LISTED RECORDS:
----------------------------------------
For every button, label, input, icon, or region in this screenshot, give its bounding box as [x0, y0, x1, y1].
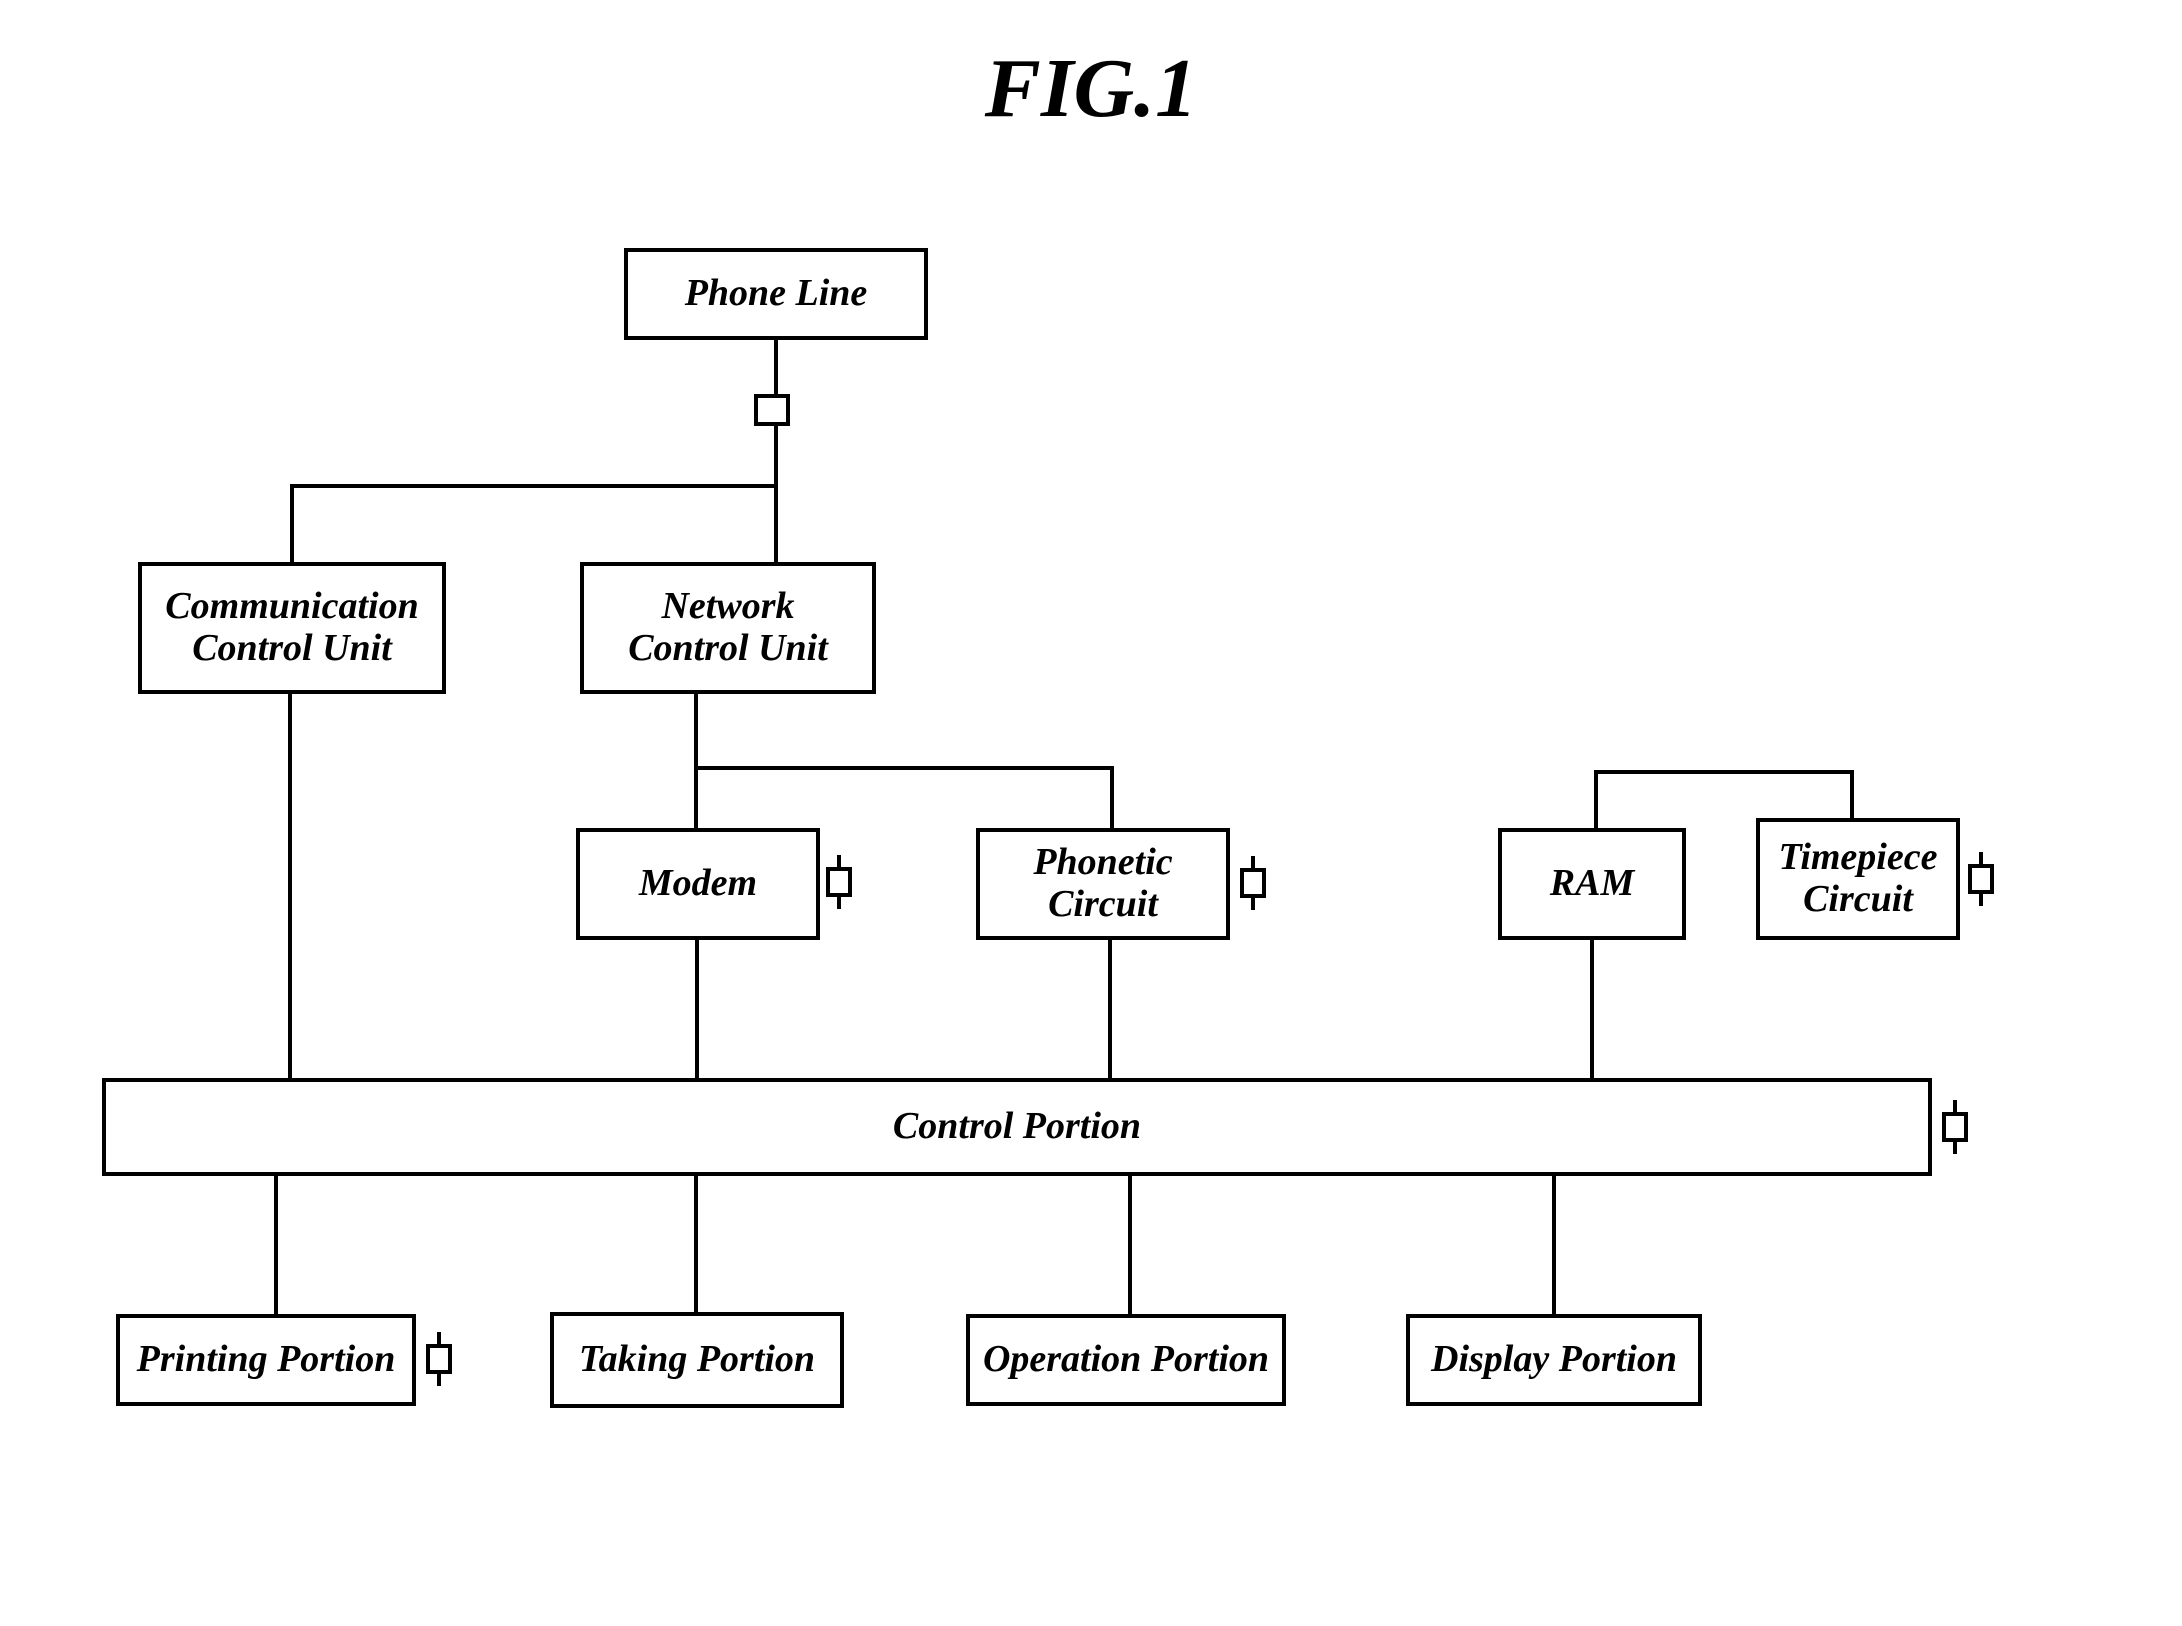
- line-net-to-modem: [694, 766, 698, 828]
- line-ram-up: [1594, 770, 1598, 828]
- figure-title: FIG.1: [985, 40, 1197, 137]
- line-phone-down: [774, 340, 778, 396]
- line-modem-to-control: [695, 940, 699, 1078]
- box-comm-ctrl-unit: CommunicationControl Unit: [138, 562, 446, 694]
- box-modem: Modem: [576, 828, 820, 940]
- line-tp-up: [1850, 770, 1854, 818]
- connector-phone: [754, 394, 790, 426]
- line-phone-to-split: [774, 426, 778, 484]
- line-ctrl-to-operation: [1128, 1176, 1132, 1314]
- line-net-h: [694, 766, 1114, 770]
- box-display: Display Portion: [1406, 1314, 1702, 1406]
- box-taking: Taking Portion: [550, 1312, 844, 1408]
- line-split-to-comm: [290, 484, 294, 562]
- line-ctrl-to-taking: [694, 1176, 698, 1312]
- line-ram-tp-h: [1594, 770, 1854, 774]
- box-printing: Printing Portion: [116, 1314, 416, 1406]
- line-split-to-net: [774, 484, 778, 562]
- box-control-portion: Control Portion: [102, 1078, 1932, 1176]
- box-operation: Operation Portion: [966, 1314, 1286, 1406]
- line-net-to-phonetic: [1110, 766, 1114, 828]
- box-net-ctrl-unit: NetworkControl Unit: [580, 562, 876, 694]
- line-ctrl-to-display: [1552, 1176, 1556, 1314]
- line-split-h: [290, 484, 778, 488]
- line-phonetic-to-ctrl: [1108, 940, 1112, 1078]
- line-comm-to-control: [288, 694, 292, 1078]
- line-net-down: [694, 694, 698, 766]
- box-phone-line: Phone Line: [624, 248, 928, 340]
- line-ctrl-to-printing: [274, 1176, 278, 1314]
- line-ram-to-control: [1590, 940, 1594, 1078]
- box-phonetic: PhoneticCircuit: [976, 828, 1230, 940]
- box-ram: RAM: [1498, 828, 1686, 940]
- box-timepiece: TimepieceCircuit: [1756, 818, 1960, 940]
----------------------------------------
REQUEST: Can you copy every line of the data above verbatim, leaving out the picture?

FINAL ANSWER:
For every button, label, input, icon, or region in this screenshot, give its bounding box as [x0, y0, x1, y1].
- line-net-to-modem: [694, 766, 698, 828]
- line-ram-up: [1594, 770, 1598, 828]
- figure-title: FIG.1: [985, 40, 1197, 137]
- line-phone-down: [774, 340, 778, 396]
- line-modem-to-control: [695, 940, 699, 1078]
- box-comm-ctrl-unit: CommunicationControl Unit: [138, 562, 446, 694]
- box-modem: Modem: [576, 828, 820, 940]
- line-tp-up: [1850, 770, 1854, 818]
- connector-phone: [754, 394, 790, 426]
- line-phone-to-split: [774, 426, 778, 484]
- line-ctrl-to-operation: [1128, 1176, 1132, 1314]
- line-net-h: [694, 766, 1114, 770]
- box-display: Display Portion: [1406, 1314, 1702, 1406]
- box-taking: Taking Portion: [550, 1312, 844, 1408]
- line-split-to-comm: [290, 484, 294, 562]
- line-ctrl-to-taking: [694, 1176, 698, 1312]
- line-ram-tp-h: [1594, 770, 1854, 774]
- box-printing: Printing Portion: [116, 1314, 416, 1406]
- line-split-to-net: [774, 484, 778, 562]
- box-control-portion: Control Portion: [102, 1078, 1932, 1176]
- box-operation: Operation Portion: [966, 1314, 1286, 1406]
- line-net-to-phonetic: [1110, 766, 1114, 828]
- box-net-ctrl-unit: NetworkControl Unit: [580, 562, 876, 694]
- line-ctrl-to-display: [1552, 1176, 1556, 1314]
- line-split-h: [290, 484, 778, 488]
- line-phonetic-to-ctrl: [1108, 940, 1112, 1078]
- line-comm-to-control: [288, 694, 292, 1078]
- line-net-down: [694, 694, 698, 766]
- box-phone-line: Phone Line: [624, 248, 928, 340]
- line-ctrl-to-printing: [274, 1176, 278, 1314]
- line-ram-to-control: [1590, 940, 1594, 1078]
- box-phonetic: PhoneticCircuit: [976, 828, 1230, 940]
- box-ram: RAM: [1498, 828, 1686, 940]
- box-timepiece: TimepieceCircuit: [1756, 818, 1960, 940]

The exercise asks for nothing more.